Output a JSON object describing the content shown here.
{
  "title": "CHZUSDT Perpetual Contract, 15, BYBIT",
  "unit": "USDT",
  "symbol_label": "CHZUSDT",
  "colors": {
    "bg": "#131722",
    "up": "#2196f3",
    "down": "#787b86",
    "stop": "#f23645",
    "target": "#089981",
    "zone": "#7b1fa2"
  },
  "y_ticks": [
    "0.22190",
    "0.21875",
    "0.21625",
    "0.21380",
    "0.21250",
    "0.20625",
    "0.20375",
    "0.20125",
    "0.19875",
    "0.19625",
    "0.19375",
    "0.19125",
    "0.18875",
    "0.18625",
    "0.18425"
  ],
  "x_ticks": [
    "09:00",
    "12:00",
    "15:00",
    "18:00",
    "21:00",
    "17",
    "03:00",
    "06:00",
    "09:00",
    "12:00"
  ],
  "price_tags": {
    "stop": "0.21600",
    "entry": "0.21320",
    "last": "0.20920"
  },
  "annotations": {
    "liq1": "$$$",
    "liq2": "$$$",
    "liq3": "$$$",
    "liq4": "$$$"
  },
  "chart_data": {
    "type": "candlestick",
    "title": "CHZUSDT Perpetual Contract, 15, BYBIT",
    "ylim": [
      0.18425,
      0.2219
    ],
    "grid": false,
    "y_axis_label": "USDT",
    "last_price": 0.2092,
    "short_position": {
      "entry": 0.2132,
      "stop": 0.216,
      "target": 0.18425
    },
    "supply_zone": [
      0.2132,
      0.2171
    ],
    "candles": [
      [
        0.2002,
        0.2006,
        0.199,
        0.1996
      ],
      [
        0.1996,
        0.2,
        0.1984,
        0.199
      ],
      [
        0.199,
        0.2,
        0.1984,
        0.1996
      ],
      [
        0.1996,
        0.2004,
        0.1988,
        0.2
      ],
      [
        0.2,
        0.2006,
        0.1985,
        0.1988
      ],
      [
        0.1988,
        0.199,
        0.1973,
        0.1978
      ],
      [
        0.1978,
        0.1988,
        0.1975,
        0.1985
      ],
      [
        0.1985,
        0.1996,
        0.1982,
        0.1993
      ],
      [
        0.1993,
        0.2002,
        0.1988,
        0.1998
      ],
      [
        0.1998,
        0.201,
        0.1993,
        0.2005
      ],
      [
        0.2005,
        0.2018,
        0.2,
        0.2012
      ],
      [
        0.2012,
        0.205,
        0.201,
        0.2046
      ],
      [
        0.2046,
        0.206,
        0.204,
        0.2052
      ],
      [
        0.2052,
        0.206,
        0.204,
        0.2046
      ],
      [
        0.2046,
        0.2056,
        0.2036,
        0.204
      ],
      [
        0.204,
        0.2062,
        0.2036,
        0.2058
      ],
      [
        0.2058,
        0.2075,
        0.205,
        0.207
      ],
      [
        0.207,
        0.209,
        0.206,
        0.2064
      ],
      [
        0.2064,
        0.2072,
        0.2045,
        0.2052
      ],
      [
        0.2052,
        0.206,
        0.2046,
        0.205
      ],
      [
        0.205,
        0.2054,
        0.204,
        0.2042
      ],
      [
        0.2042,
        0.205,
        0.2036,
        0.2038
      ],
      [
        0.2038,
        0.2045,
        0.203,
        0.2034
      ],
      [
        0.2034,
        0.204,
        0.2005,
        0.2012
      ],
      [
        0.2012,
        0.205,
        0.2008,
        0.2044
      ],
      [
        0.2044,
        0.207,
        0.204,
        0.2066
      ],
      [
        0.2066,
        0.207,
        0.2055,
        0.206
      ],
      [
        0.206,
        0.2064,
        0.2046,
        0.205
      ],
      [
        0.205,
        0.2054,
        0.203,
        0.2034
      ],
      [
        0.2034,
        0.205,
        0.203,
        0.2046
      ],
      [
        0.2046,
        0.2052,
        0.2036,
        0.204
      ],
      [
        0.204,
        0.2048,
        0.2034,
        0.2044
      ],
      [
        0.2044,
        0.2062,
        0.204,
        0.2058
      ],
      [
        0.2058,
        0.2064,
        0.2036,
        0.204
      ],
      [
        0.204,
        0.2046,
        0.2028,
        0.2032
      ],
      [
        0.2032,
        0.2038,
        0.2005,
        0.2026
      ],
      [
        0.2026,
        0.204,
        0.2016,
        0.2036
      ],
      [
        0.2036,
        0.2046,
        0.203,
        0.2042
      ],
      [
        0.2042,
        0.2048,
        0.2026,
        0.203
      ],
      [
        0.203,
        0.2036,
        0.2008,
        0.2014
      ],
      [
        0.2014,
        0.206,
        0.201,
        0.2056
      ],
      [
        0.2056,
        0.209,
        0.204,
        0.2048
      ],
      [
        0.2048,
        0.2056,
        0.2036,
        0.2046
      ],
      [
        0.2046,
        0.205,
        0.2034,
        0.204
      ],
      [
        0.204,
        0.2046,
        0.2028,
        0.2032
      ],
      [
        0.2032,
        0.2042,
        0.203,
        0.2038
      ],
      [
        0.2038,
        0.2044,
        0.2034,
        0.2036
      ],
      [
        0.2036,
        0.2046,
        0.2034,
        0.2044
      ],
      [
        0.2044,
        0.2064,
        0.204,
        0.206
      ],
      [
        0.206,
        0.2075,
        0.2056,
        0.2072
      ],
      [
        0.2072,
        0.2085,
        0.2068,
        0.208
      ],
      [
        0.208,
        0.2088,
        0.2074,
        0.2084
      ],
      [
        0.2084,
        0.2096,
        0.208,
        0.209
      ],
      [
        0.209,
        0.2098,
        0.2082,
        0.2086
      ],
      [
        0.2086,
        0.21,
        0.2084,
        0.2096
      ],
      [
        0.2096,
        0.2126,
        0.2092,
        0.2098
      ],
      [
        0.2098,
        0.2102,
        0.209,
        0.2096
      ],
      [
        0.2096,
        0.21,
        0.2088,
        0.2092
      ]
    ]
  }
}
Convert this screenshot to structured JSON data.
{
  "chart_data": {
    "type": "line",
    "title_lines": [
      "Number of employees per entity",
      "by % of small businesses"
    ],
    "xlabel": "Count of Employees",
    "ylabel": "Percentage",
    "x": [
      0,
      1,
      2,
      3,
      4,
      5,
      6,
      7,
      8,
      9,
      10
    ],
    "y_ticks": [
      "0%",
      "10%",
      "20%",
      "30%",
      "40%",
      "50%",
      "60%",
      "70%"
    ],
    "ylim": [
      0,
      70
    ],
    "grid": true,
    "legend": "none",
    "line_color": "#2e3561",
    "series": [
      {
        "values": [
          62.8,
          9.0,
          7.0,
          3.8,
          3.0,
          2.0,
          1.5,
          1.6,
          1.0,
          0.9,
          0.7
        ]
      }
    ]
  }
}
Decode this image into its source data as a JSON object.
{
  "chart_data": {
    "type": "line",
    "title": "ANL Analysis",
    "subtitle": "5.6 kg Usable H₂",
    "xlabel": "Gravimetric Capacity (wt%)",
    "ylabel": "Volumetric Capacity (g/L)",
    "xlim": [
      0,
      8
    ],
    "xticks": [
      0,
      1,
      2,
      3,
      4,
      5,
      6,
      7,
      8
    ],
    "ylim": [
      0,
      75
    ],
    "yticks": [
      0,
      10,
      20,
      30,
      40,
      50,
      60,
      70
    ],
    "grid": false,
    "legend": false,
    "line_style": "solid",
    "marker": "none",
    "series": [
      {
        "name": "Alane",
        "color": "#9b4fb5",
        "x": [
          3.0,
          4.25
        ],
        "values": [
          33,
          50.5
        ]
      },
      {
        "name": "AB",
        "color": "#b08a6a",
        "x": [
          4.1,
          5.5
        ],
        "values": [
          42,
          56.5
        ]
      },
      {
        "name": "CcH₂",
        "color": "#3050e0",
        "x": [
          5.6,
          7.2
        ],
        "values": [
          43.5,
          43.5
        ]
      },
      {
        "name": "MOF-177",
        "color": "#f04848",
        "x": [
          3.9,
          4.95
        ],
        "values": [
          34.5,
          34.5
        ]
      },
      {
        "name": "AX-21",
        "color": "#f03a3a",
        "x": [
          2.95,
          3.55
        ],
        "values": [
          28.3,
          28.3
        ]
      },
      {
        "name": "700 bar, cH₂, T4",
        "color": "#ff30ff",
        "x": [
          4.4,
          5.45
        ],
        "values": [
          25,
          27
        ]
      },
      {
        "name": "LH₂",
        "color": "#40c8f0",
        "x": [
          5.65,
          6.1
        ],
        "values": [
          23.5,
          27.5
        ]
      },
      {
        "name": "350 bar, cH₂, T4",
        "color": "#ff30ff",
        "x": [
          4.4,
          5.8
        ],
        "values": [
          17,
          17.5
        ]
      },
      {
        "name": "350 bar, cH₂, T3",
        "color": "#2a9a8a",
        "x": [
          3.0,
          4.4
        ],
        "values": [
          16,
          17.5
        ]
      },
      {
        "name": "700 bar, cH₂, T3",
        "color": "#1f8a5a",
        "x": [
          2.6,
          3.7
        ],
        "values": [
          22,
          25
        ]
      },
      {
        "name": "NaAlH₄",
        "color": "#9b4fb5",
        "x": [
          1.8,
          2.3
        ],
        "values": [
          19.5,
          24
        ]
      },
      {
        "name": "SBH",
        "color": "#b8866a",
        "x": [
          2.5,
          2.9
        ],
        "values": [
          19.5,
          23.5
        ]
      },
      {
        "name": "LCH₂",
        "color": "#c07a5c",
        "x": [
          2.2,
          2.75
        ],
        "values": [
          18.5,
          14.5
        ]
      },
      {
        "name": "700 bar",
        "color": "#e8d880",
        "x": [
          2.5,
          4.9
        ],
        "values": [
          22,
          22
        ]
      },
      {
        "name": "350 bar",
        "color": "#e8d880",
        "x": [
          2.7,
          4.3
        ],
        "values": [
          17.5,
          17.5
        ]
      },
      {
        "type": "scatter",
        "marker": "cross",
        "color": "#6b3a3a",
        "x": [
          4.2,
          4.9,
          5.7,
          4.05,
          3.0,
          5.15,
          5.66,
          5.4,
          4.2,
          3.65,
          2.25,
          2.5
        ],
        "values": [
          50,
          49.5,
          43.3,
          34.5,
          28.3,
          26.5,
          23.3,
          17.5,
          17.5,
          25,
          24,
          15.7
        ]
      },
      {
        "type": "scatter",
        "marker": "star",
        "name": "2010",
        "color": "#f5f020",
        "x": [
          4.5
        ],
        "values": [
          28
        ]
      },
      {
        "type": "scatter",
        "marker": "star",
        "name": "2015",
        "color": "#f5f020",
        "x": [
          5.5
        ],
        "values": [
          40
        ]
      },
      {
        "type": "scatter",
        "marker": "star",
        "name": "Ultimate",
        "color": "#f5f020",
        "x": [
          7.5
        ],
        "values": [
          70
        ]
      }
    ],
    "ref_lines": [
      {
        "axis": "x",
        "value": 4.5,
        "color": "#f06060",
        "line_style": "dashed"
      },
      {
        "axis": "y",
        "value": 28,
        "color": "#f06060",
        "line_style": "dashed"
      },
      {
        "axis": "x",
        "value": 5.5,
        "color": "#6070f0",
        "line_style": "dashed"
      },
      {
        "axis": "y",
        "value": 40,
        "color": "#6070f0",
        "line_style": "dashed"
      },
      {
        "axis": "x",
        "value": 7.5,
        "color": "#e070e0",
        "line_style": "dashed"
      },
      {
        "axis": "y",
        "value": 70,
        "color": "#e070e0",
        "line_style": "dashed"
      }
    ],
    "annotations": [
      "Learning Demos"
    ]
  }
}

◆ WHAT TO WORK ON ◆
Locate all lines in the listing above with the word "CHZUSDT". Copy them.

◆ WRITTEN SOLUTION ◆
  "title": "CHZUSDT Perpetual Contract, 15, BYBIT",
  "symbol_label": "CHZUSDT",
    "title": "CHZUSDT Perpetual Contract, 15, BYBIT",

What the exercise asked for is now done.